Exercise details
Your task is to copy every line of the entries that contains "JSON".

Material supplied
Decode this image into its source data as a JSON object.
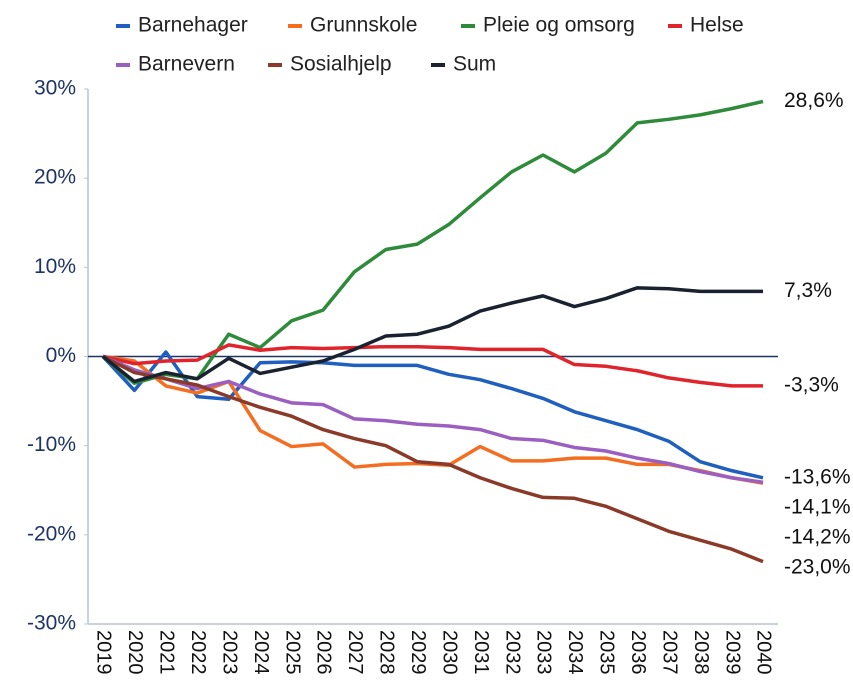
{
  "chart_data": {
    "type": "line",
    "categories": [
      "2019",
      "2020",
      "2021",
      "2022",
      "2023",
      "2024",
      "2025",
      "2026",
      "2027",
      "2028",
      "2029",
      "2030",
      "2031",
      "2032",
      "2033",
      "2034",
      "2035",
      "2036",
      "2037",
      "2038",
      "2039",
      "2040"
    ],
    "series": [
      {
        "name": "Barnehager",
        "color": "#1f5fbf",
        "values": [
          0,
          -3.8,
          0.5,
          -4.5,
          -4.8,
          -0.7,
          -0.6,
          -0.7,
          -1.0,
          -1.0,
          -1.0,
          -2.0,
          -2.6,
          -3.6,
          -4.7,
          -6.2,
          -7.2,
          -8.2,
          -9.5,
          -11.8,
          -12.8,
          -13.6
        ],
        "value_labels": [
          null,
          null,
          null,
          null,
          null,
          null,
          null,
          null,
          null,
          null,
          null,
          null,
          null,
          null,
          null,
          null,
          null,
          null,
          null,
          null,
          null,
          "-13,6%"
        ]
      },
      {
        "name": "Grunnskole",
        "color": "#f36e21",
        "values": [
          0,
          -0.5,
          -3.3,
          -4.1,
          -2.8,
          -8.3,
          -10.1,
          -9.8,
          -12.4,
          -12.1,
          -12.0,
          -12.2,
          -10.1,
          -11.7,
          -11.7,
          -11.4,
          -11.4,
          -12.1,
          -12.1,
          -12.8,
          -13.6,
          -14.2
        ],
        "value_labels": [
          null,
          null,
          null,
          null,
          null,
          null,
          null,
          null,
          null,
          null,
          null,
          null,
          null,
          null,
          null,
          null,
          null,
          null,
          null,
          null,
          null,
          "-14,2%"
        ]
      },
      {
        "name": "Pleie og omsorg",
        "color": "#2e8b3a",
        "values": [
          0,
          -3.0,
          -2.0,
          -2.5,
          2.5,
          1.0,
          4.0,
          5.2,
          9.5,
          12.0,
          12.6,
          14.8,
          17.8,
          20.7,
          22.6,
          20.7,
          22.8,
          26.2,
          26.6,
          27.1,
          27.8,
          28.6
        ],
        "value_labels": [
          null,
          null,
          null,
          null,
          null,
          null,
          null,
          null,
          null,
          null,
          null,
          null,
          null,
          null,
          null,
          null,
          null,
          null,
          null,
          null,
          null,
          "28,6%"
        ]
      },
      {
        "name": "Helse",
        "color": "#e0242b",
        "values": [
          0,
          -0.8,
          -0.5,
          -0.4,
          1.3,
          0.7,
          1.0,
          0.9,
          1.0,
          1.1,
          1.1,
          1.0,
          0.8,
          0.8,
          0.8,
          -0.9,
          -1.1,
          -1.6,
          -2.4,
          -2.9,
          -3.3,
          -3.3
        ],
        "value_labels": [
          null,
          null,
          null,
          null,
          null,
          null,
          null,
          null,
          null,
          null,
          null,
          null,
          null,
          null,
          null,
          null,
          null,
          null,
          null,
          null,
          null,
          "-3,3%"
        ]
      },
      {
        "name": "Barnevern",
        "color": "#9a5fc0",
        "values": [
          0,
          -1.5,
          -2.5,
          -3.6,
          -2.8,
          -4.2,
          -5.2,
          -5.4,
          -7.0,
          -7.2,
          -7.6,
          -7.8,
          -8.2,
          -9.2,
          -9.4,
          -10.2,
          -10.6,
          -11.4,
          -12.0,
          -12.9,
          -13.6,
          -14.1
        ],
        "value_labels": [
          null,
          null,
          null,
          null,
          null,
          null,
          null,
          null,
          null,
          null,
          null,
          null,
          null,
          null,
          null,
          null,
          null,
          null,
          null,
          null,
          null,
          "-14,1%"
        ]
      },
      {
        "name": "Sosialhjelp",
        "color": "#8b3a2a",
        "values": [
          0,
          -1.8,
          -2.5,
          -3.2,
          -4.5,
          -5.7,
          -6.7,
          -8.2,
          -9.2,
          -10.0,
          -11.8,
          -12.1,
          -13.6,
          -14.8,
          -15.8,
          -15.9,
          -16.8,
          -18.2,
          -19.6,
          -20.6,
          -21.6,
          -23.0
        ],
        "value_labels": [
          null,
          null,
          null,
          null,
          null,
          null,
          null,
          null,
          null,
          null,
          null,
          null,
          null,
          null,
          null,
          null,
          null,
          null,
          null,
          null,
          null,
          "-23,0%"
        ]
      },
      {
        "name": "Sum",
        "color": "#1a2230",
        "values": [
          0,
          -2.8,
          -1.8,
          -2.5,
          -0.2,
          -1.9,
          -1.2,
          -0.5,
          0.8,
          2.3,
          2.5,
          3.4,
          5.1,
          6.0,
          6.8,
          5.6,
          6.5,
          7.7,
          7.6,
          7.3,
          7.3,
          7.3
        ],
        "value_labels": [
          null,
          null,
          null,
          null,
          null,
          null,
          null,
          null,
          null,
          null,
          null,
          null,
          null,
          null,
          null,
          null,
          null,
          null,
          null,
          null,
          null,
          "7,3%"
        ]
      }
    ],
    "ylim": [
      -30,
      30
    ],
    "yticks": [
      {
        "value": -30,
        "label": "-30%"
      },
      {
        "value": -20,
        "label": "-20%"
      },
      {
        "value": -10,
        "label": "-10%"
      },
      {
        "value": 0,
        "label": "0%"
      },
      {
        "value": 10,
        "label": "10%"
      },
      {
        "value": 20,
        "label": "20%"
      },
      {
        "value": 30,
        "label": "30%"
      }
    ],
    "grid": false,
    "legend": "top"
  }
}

...

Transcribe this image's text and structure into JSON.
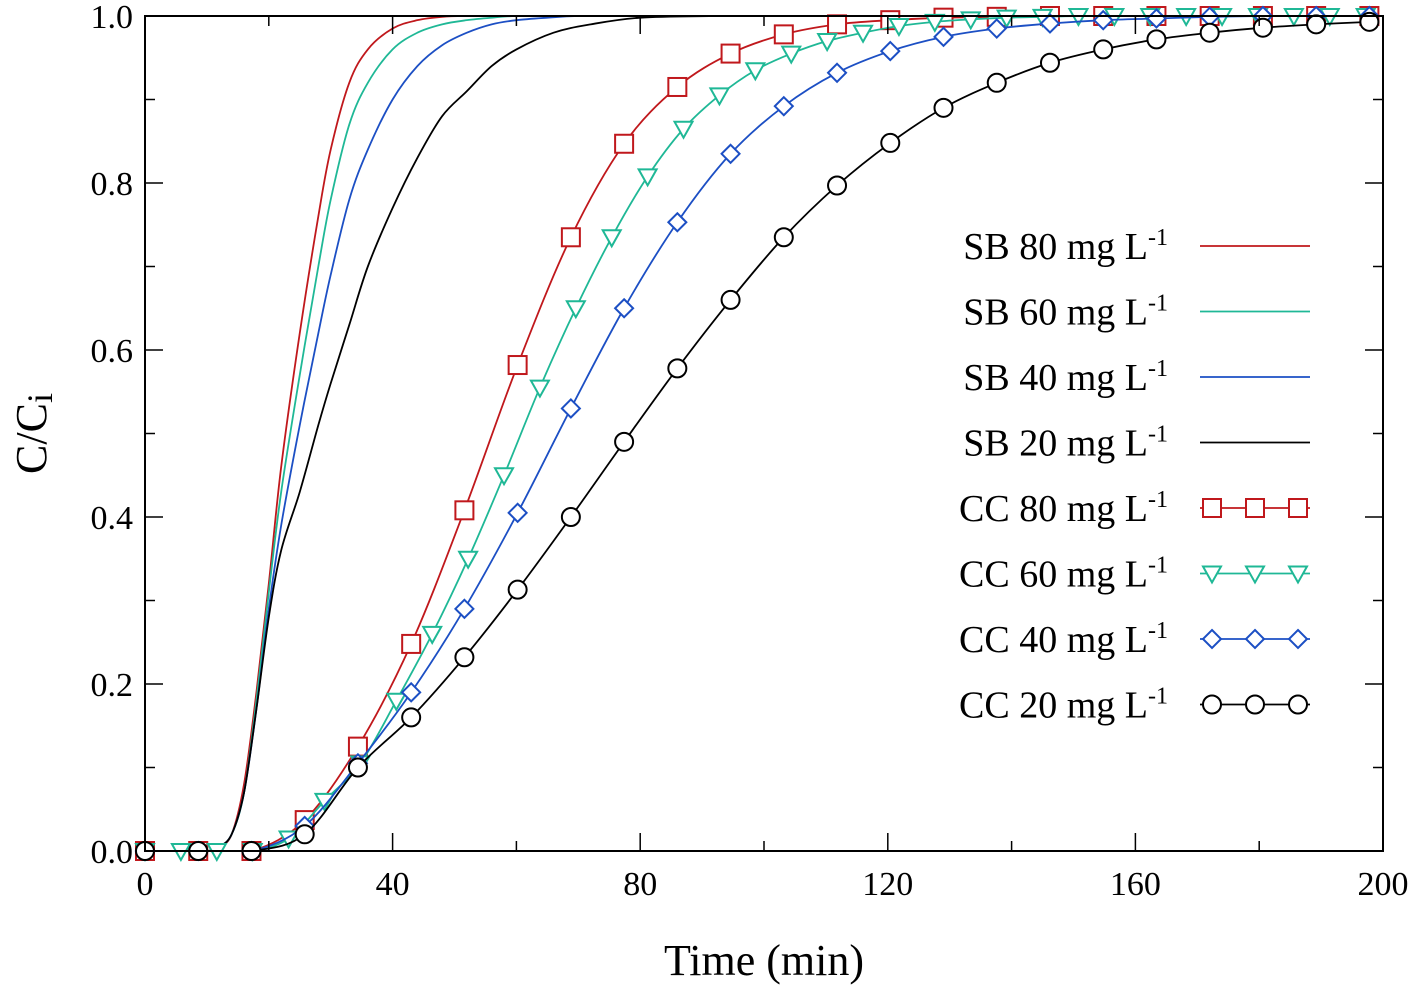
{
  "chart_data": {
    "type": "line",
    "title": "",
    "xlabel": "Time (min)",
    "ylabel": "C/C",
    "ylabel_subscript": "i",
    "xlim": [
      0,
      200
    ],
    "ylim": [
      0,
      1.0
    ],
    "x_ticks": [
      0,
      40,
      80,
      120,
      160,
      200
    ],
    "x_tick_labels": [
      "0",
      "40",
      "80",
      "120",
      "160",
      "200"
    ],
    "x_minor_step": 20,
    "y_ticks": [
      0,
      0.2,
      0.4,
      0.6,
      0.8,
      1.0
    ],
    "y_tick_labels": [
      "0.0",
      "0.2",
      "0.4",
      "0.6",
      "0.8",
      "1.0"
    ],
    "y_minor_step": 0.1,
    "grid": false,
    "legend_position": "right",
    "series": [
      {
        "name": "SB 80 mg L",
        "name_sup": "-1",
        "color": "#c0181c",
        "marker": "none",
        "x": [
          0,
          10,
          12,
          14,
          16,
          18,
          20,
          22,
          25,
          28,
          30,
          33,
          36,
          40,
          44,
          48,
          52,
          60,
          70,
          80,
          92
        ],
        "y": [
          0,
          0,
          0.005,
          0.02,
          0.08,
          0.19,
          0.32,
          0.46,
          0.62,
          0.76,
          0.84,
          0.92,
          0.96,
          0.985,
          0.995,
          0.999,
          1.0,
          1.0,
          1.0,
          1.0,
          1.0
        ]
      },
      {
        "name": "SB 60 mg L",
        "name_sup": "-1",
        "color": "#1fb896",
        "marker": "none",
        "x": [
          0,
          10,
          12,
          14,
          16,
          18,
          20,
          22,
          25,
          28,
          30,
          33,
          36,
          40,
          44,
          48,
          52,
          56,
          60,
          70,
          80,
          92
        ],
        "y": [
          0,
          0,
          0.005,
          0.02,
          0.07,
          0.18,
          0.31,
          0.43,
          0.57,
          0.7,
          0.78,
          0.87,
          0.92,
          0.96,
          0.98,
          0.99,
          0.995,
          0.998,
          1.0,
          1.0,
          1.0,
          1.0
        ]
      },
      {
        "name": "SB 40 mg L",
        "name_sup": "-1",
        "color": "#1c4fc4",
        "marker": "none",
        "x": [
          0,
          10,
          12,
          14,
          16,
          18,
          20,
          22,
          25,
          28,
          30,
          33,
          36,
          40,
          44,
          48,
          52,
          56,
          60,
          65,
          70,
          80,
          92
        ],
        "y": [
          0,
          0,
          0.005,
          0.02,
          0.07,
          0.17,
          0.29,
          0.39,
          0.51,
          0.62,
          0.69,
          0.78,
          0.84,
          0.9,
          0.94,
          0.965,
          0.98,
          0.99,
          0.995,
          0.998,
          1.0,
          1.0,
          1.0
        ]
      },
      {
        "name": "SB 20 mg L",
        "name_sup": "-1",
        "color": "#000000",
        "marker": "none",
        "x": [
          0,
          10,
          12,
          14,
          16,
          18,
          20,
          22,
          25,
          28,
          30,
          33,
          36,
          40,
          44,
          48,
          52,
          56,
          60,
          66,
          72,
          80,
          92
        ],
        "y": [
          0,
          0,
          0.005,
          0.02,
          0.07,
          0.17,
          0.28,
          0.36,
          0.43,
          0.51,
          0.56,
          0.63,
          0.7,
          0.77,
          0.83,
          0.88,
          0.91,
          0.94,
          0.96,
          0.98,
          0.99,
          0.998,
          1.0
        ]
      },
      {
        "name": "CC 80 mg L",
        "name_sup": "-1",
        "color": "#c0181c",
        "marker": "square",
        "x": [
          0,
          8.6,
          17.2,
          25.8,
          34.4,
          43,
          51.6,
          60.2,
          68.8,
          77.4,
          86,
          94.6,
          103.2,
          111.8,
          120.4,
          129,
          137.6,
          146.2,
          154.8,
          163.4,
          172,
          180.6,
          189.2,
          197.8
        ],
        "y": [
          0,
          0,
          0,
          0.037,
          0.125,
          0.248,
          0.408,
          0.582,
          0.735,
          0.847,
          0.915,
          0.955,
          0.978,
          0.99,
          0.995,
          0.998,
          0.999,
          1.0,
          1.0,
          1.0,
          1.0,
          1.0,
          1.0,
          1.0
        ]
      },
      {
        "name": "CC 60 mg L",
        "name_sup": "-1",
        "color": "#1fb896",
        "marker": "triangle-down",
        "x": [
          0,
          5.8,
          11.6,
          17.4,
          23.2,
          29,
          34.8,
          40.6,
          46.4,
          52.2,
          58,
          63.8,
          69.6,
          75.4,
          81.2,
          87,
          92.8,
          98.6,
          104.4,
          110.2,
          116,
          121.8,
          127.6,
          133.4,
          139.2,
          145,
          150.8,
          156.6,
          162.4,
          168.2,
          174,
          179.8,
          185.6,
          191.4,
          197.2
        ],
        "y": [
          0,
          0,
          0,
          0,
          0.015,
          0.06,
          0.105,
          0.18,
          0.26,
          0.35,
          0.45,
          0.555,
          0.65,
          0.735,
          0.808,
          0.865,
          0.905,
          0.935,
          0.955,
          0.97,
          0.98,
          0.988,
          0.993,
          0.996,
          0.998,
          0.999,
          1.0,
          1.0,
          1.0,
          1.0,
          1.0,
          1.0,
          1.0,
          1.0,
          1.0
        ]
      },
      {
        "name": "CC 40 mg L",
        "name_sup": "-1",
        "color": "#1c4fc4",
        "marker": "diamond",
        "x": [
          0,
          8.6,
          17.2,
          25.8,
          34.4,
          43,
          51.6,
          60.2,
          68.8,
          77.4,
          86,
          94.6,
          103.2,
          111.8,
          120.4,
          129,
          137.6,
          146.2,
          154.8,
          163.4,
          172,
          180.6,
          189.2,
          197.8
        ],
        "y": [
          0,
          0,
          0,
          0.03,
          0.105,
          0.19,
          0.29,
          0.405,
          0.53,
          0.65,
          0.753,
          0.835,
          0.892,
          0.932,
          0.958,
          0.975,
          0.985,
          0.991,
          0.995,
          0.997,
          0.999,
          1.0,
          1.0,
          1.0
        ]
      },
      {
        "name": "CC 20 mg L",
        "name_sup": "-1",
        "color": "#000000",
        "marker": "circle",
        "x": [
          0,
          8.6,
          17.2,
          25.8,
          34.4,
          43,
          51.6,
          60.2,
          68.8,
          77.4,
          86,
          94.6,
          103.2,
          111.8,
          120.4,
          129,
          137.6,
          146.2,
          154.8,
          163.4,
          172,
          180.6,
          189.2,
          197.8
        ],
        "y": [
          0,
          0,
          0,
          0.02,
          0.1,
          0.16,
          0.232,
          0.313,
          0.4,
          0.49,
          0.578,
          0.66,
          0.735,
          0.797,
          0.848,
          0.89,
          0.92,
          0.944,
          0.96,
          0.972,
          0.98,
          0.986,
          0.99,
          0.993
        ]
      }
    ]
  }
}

Task output
Decode this image into its source data as a JSON object.
Transcribe this image's text and structure into JSON.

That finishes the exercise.